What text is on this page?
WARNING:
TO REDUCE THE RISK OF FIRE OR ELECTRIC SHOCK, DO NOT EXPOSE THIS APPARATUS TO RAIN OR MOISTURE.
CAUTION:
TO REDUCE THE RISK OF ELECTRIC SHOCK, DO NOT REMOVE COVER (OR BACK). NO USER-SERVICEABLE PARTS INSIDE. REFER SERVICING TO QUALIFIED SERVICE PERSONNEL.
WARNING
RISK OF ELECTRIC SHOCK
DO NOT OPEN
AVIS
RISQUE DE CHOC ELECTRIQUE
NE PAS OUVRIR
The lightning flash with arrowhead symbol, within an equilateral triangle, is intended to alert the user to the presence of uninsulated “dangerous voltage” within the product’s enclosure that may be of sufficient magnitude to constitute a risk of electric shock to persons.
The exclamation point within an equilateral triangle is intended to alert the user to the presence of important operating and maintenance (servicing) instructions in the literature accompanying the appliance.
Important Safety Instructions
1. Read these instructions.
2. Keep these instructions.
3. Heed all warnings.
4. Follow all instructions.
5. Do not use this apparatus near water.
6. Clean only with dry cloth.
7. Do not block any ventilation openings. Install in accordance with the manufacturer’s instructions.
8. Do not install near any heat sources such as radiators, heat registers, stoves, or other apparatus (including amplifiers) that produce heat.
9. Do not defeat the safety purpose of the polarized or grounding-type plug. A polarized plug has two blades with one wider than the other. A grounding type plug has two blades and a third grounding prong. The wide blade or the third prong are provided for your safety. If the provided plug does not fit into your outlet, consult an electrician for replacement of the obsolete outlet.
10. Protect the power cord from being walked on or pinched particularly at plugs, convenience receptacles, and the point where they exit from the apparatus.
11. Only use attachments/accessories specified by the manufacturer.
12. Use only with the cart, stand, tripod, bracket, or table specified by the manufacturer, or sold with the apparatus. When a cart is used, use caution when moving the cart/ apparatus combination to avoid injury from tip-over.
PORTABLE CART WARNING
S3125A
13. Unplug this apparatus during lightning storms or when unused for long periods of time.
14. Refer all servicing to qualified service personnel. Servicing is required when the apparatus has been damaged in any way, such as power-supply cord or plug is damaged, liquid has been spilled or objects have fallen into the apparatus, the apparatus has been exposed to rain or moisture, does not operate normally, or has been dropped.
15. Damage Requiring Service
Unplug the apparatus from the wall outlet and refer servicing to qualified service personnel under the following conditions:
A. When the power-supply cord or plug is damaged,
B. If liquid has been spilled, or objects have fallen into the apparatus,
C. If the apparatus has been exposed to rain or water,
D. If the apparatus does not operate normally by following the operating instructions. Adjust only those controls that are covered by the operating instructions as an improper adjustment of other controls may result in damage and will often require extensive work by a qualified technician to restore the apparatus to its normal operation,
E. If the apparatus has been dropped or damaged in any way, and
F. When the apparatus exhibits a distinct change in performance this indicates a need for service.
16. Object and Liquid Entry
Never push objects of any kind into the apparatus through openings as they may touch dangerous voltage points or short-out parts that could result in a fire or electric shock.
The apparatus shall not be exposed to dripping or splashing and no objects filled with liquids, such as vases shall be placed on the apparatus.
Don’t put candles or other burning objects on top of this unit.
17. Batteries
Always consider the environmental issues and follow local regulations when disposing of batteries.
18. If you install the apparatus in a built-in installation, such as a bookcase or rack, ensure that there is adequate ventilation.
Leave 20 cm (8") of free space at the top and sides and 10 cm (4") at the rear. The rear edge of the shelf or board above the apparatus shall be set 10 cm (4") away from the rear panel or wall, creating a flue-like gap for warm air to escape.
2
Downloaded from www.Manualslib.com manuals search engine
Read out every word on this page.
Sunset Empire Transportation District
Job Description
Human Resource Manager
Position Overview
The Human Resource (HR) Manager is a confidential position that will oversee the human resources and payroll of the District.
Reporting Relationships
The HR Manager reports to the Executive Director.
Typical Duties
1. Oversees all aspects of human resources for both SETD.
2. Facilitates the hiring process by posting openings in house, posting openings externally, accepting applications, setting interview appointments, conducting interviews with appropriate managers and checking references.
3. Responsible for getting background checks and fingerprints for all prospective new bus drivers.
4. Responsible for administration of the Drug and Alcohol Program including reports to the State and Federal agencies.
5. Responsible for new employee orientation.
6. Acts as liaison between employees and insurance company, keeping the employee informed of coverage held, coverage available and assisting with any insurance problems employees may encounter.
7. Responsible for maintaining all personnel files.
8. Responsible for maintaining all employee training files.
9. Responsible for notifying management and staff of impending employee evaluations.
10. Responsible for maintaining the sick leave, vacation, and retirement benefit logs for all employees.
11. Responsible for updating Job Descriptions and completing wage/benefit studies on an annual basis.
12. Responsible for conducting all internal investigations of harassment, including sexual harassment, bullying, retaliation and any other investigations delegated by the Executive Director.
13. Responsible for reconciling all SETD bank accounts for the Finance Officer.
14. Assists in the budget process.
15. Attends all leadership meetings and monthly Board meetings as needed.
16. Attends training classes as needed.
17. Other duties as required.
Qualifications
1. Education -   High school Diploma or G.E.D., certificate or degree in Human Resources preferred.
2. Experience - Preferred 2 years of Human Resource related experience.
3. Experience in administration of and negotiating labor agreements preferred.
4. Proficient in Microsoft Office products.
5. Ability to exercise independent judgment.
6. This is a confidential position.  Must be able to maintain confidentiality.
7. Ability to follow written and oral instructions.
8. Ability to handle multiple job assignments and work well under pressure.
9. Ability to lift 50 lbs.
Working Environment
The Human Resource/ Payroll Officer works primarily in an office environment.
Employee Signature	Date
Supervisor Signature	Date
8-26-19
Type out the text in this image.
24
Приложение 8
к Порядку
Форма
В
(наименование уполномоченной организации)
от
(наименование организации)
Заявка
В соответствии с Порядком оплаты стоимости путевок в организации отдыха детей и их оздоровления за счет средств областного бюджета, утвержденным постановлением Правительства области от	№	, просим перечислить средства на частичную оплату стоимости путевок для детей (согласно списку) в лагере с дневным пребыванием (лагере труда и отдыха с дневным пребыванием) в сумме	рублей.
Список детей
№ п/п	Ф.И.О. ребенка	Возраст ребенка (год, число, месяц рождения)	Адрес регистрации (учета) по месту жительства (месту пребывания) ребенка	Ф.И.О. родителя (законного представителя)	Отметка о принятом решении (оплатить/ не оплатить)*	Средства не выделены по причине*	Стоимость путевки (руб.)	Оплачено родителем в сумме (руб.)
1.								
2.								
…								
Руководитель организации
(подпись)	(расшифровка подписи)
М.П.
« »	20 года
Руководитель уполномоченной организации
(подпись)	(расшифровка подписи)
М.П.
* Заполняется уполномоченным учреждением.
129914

━━━━━━━━━━━━━━━━━━━━━━━━━━━━━━

**THE REQUEST**
Go through the material line by line. Show each line that contains the string "Officer".

**TASK SOLUTION**
13. Responsible for reconciling all SETD bank accounts for the Finance Officer.
The Human Resource/ Payroll Officer works primarily in an office environment.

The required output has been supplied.